WHAT IS BEING ASKED:
Wherever the word "document" turns up in a line of the entries, copy that line.

SUPPLIED RECORDS:
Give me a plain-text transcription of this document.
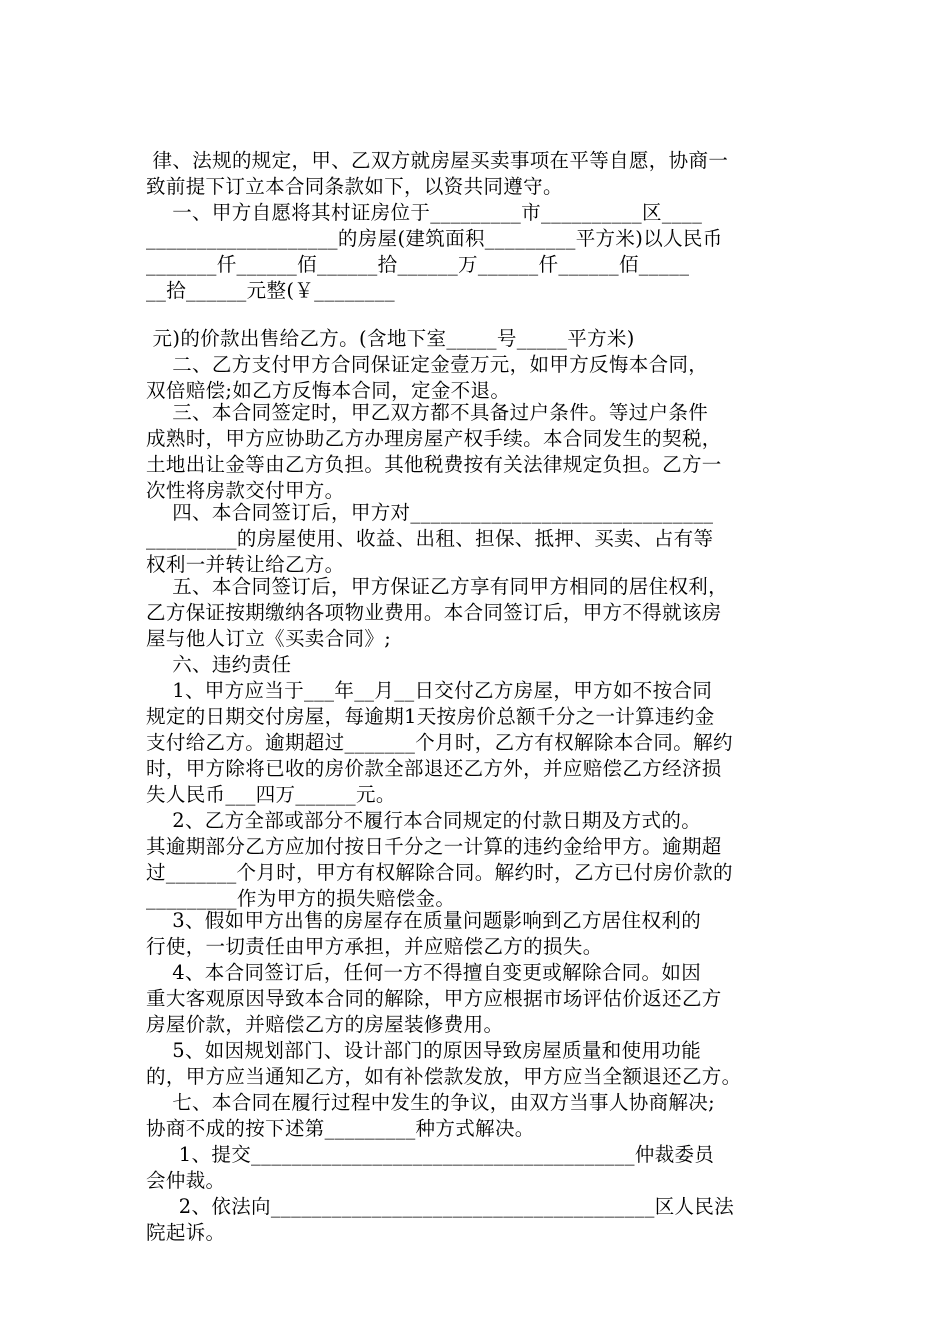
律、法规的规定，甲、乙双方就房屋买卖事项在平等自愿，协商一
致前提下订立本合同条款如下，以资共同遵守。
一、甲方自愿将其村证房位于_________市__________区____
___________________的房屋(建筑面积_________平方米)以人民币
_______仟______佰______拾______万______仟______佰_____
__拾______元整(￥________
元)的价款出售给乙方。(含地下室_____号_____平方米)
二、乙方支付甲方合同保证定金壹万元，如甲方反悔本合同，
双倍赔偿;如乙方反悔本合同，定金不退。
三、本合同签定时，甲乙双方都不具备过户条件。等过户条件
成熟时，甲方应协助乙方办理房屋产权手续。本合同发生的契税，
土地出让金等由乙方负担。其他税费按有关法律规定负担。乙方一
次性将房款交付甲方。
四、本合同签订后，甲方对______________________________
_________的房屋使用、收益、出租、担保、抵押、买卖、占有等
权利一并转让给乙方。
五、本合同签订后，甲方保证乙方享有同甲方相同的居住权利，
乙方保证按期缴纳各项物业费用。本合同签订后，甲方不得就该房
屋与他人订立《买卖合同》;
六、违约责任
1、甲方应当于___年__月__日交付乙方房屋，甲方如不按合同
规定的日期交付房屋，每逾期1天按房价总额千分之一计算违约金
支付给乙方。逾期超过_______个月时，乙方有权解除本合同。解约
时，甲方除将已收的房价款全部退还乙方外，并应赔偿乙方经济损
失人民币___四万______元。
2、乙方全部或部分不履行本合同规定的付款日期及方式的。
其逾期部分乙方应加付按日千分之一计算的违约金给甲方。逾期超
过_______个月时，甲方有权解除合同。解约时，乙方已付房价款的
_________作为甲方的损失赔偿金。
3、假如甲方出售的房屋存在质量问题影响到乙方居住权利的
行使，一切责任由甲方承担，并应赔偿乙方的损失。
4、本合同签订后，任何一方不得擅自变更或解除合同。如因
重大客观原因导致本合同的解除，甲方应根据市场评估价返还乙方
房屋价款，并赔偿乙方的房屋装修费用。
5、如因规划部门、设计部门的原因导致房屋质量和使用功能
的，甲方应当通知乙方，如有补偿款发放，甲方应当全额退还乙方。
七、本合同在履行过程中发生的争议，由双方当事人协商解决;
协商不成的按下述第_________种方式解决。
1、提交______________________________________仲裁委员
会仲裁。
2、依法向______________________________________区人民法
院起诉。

==

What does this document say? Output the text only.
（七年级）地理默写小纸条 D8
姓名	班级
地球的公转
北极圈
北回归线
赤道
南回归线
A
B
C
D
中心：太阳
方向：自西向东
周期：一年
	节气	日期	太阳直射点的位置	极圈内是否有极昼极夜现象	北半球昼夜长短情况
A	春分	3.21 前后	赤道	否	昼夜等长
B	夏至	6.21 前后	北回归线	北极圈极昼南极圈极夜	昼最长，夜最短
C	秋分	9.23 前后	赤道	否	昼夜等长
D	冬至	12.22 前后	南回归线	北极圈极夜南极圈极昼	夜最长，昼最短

OUTPUT OF THE EXERCISE:
Give me a plain-text transcription of this document.
What does this document say? Output the text only.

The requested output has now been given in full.